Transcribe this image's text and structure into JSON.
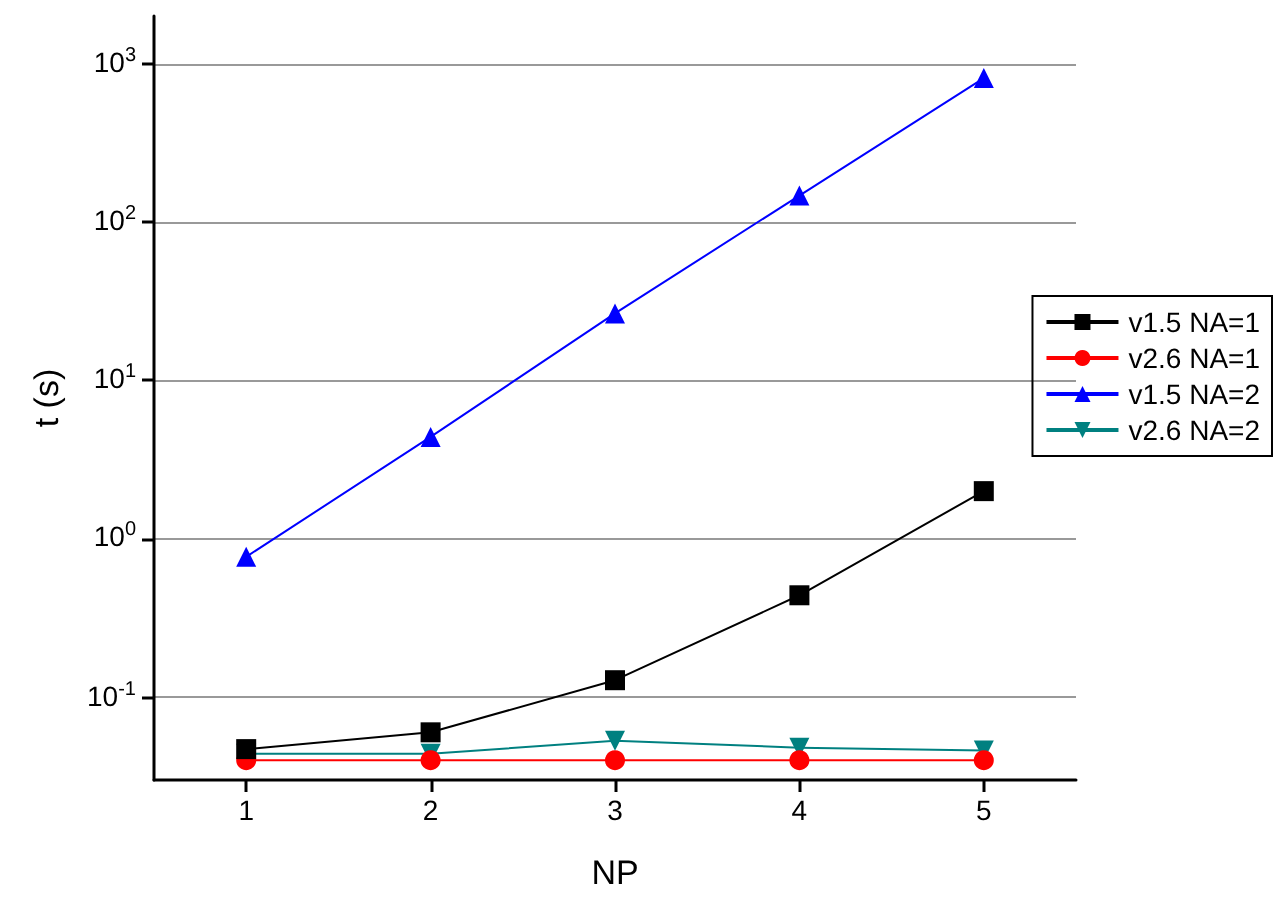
{
  "chart_data": {
    "type": "line",
    "xlabel": "NP",
    "ylabel": "t (s)",
    "x": [
      1,
      2,
      3,
      4,
      5
    ],
    "series": [
      {
        "name": "v1.5 NA=1",
        "color": "#000000",
        "marker": "square",
        "values": [
          0.047,
          0.06,
          0.128,
          0.44,
          2.0
        ]
      },
      {
        "name": "v2.6 NA=1",
        "color": "#ff0000",
        "marker": "circle",
        "values": [
          0.04,
          0.04,
          0.04,
          0.04,
          0.04
        ]
      },
      {
        "name": "v1.5 NA=2",
        "color": "#0000ff",
        "marker": "triangle",
        "values": [
          0.77,
          4.4,
          26.5,
          147,
          811
        ]
      },
      {
        "name": "v2.6 NA=2",
        "color": "#008080",
        "marker": "triangle-down",
        "values": [
          0.044,
          0.044,
          0.053,
          0.048,
          0.046
        ]
      }
    ],
    "xlim": [
      0.5,
      5.5
    ],
    "xticks": [
      1,
      2,
      3,
      4,
      5
    ],
    "ylim": [
      0.03,
      2000
    ],
    "yticks": [
      {
        "value": 0.1,
        "label": "10$^{-1}$"
      },
      {
        "value": 1,
        "label": "10$^{0}$"
      },
      {
        "value": 10,
        "label": "10$^{1}$"
      },
      {
        "value": 100,
        "label": "10$^{2}$"
      },
      {
        "value": 1000,
        "label": "10$^{3}$"
      }
    ],
    "log": "y",
    "grid": "y",
    "legend": "right",
    "line_style": "solid"
  }
}
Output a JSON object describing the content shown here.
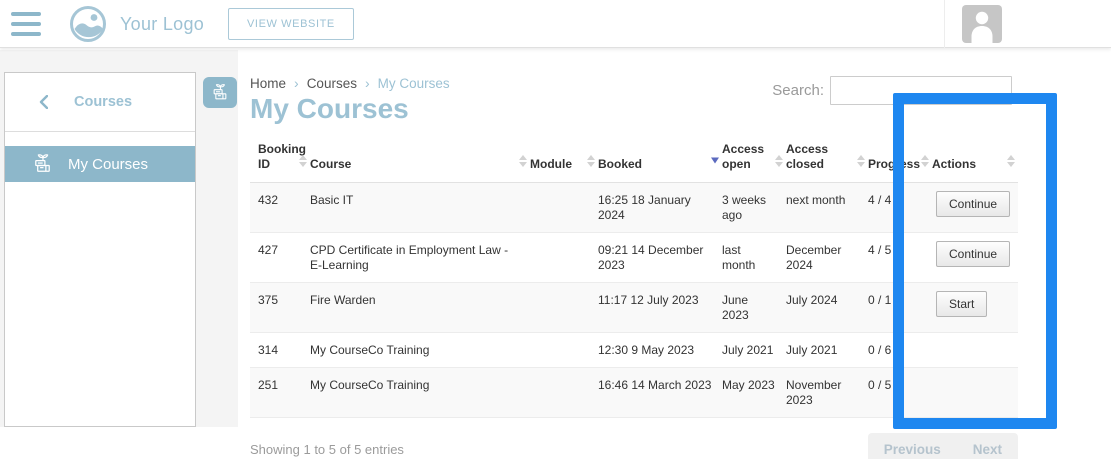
{
  "colors": {
    "accent": "#9dc2d4",
    "accent_strong": "#8db7ca",
    "annotation_blue": "#1e87f0",
    "sort_active": "#5b6abf"
  },
  "topbar": {
    "logo_text": "Your Logo",
    "view_website_label": "VIEW WEBSITE"
  },
  "sidebar": {
    "back_label": "Courses",
    "items": [
      {
        "label": "My Courses",
        "active": true
      }
    ]
  },
  "breadcrumb": {
    "items": [
      "Home",
      "Courses",
      "My Courses"
    ],
    "separator": "›"
  },
  "page": {
    "title": "My Courses",
    "search_label": "Search:",
    "search_value": ""
  },
  "table": {
    "columns": [
      "Booking ID",
      "Course",
      "Module",
      "Booked",
      "Access open",
      "Access closed",
      "Progress",
      "Actions"
    ],
    "sorted_column": "Booked",
    "sort_direction": "desc",
    "rows": [
      {
        "booking_id": "432",
        "course": "Basic IT",
        "module": "",
        "booked": "16:25 18 January 2024",
        "access_open": "3 weeks ago",
        "access_closed": "next month",
        "progress": "4 / 4",
        "action": "Continue"
      },
      {
        "booking_id": "427",
        "course": "CPD Certificate in Employment Law - E-Learning",
        "module": "",
        "booked": "09:21 14 December 2023",
        "access_open": "last month",
        "access_closed": "December 2024",
        "progress": "4 / 5",
        "action": "Continue"
      },
      {
        "booking_id": "375",
        "course": "Fire Warden",
        "module": "",
        "booked": "11:17 12 July 2023",
        "access_open": "June 2023",
        "access_closed": "July 2024",
        "progress": "0 / 1",
        "action": "Start"
      },
      {
        "booking_id": "314",
        "course": "My CourseCo Training",
        "module": "",
        "booked": "12:30 9 May 2023",
        "access_open": "July 2021",
        "access_closed": "July 2021",
        "progress": "0 / 6",
        "action": ""
      },
      {
        "booking_id": "251",
        "course": "My CourseCo Training",
        "module": "",
        "booked": "16:46 14 March 2023",
        "access_open": "May 2023",
        "access_closed": "November 2023",
        "progress": "0 / 5",
        "action": ""
      }
    ],
    "summary": "Showing 1 to 5 of 5 entries",
    "pagination": {
      "previous": "Previous",
      "next": "Next"
    }
  }
}
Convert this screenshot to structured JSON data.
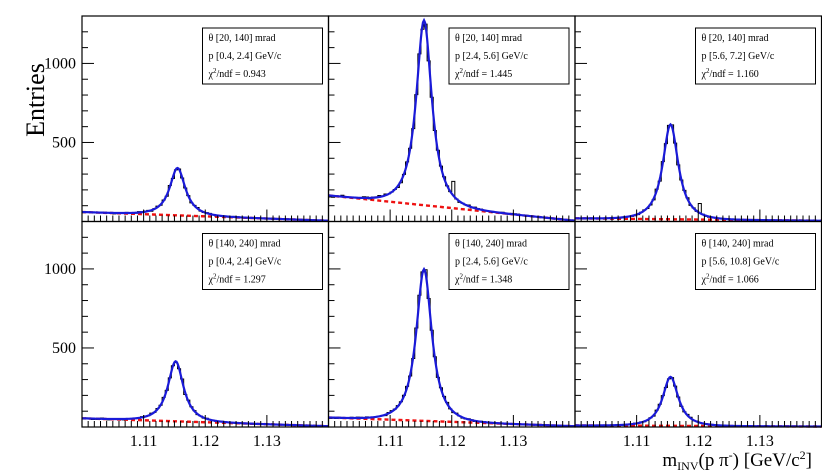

···

*EXERCISE DESCRIPTION:* Gather all the lines that include the word "JSON" and copy them out.

*THE COMPLETED TASK:*
Transcribe this image's text and structure into JSON.
Output a JSON object describing the content shown here.
Convert this screenshot to structured JSON data.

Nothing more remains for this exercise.